» WHAT IS EXPECTED
Reproduce the entries exactly.

» RECORDS FOR PROCESSING
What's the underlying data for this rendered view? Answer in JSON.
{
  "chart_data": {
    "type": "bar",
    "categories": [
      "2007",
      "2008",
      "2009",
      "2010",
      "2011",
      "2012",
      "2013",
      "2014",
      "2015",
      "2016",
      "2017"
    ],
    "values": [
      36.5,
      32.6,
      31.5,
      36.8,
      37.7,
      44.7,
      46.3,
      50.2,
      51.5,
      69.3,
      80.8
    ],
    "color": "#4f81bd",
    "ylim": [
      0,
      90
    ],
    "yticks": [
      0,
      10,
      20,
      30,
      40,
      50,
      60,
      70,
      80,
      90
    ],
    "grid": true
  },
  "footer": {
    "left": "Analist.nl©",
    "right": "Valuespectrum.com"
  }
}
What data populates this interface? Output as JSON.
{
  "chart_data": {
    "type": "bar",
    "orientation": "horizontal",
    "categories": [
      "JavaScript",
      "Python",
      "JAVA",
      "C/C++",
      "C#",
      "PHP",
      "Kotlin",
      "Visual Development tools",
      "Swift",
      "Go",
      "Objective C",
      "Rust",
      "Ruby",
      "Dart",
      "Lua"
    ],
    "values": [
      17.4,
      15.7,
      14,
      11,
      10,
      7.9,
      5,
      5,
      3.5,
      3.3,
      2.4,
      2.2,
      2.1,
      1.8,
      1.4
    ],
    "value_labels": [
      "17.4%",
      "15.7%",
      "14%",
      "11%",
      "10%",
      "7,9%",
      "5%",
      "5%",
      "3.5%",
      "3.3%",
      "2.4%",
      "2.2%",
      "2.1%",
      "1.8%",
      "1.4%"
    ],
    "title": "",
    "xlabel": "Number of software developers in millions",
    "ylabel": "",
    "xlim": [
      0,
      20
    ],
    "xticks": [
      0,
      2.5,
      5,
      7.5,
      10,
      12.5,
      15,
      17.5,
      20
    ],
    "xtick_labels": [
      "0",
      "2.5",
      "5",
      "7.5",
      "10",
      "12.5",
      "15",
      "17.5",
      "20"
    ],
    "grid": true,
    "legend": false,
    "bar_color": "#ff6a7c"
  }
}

» OUTPUT BELOW
What's the underlying data for this rendered view? Answer in JSON.
{
  "chart_data": {
    "type": "bar",
    "categories": [
      "2007",
      "2008",
      "2009",
      "2010",
      "2011",
      "2012",
      "2013",
      "2014",
      "2015",
      "2016",
      "2017"
    ],
    "values": [
      36.5,
      32.6,
      31.5,
      36.8,
      37.7,
      44.7,
      46.3,
      50.2,
      51.5,
      69.3,
      80.8
    ],
    "color": "#4f81bd",
    "ylim": [
      0,
      90
    ],
    "yticks": [
      0,
      10,
      20,
      30,
      40,
      50,
      60,
      70,
      80,
      90
    ],
    "grid": true
  },
  "footer": {
    "left": "Analist.nl©",
    "right": "Valuespectrum.com"
  }
}
What data populates this interface? Output as JSON.
{
  "chart_data": {
    "type": "bar",
    "orientation": "horizontal",
    "categories": [
      "JavaScript",
      "Python",
      "JAVA",
      "C/C++",
      "C#",
      "PHP",
      "Kotlin",
      "Visual Development tools",
      "Swift",
      "Go",
      "Objective C",
      "Rust",
      "Ruby",
      "Dart",
      "Lua"
    ],
    "values": [
      17.4,
      15.7,
      14,
      11,
      10,
      7.9,
      5,
      5,
      3.5,
      3.3,
      2.4,
      2.2,
      2.1,
      1.8,
      1.4
    ],
    "value_labels": [
      "17.4%",
      "15.7%",
      "14%",
      "11%",
      "10%",
      "7,9%",
      "5%",
      "5%",
      "3.5%",
      "3.3%",
      "2.4%",
      "2.2%",
      "2.1%",
      "1.8%",
      "1.4%"
    ],
    "title": "",
    "xlabel": "Number of software developers in millions",
    "ylabel": "",
    "xlim": [
      0,
      20
    ],
    "xticks": [
      0,
      2.5,
      5,
      7.5,
      10,
      12.5,
      15,
      17.5,
      20
    ],
    "xtick_labels": [
      "0",
      "2.5",
      "5",
      "7.5",
      "10",
      "12.5",
      "15",
      "17.5",
      "20"
    ],
    "grid": true,
    "legend": false,
    "bar_color": "#ff6a7c"
  }
}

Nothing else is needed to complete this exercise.